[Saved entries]

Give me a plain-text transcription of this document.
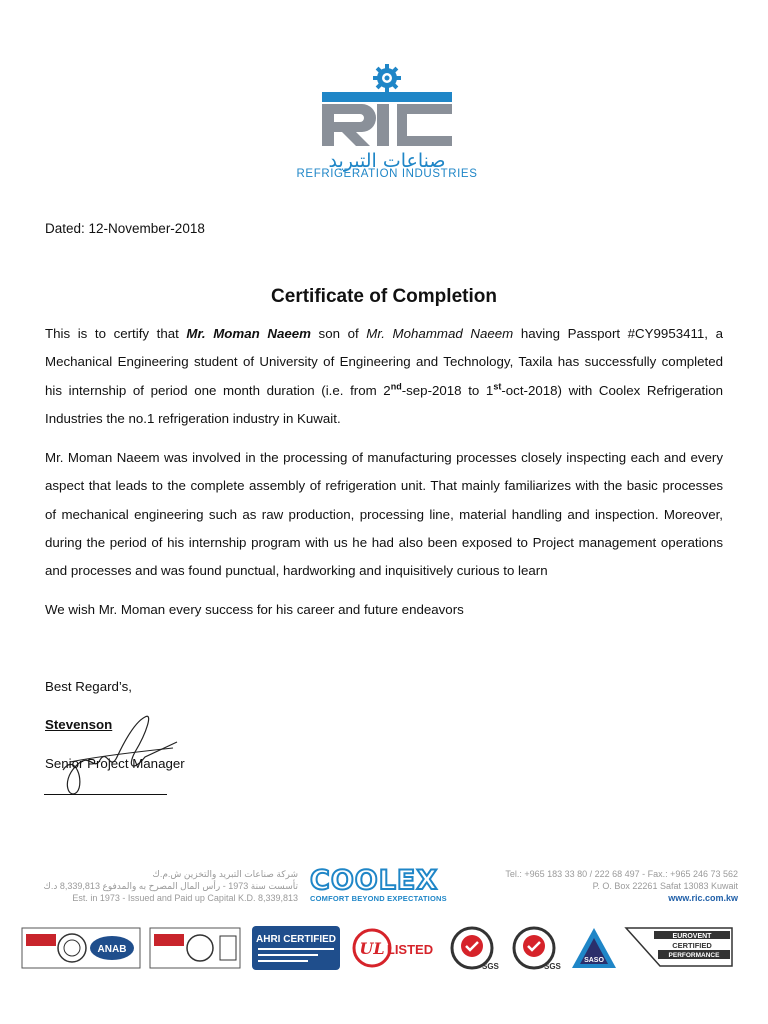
صناعات التبريد
REFRIGERATION INDUSTRIES
Dated: 12-November-2018
Certificate of Completion
This is to certify that Mr. Moman Naeem son of Mr. Mohammad Naeem having Passport #CY9953411, a Mechanical Engineering student of University of Engineering and Technology, Taxila has successfully completed his internship of period one month duration (i.e. from 2nd-sep-2018 to 1st-oct-2018) with Coolex Refrigeration Industries the no.1 refrigeration industry in Kuwait.
Mr. Moman Naeem was involved in the processing of manufacturing processes closely inspecting each and every aspect that leads to the complete assembly of refrigeration unit. That mainly familiarizes with the basic processes of mechanical engineering such as raw production, processing line, material handling and inspection. Moreover, during the period of his internship program with us he had also been exposed to Project management operations and processes and was found punctual, hardworking and inquisitively curious to learn
We wish Mr. Moman every success for his career and future endeavors
Best Regard’s,
Stevenson
Senior Project Manager
شركة صناعات التبريد والتخزين ش.م.ك
تأسست سنة 1973 - رأس المال المصرح به والمدفوع 8,339,813 د.ك
Est. in 1973 - Issued and Paid up Capital K.D. 8,339,813
COOLEX
COMFORT BEYOND EXPECTATIONS
Tel.: +965 183 33 80 / 222 68 497 - Fax.: +965 246 73 562
P. O. Box 22261 Safat 13083 Kuwait
www.ric.com.kw
ANAB
AHRI CERTIFIED UL LISTED
SGS	SGS
SASO
EUROVENT
CERTIFIED
PERFORMANCE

What needs to be done =
Which lines hold the string "صناعات"? List them all.

Response below =
صناعات التبريد
شركة صناعات التبريد والتخزين ش.م.ك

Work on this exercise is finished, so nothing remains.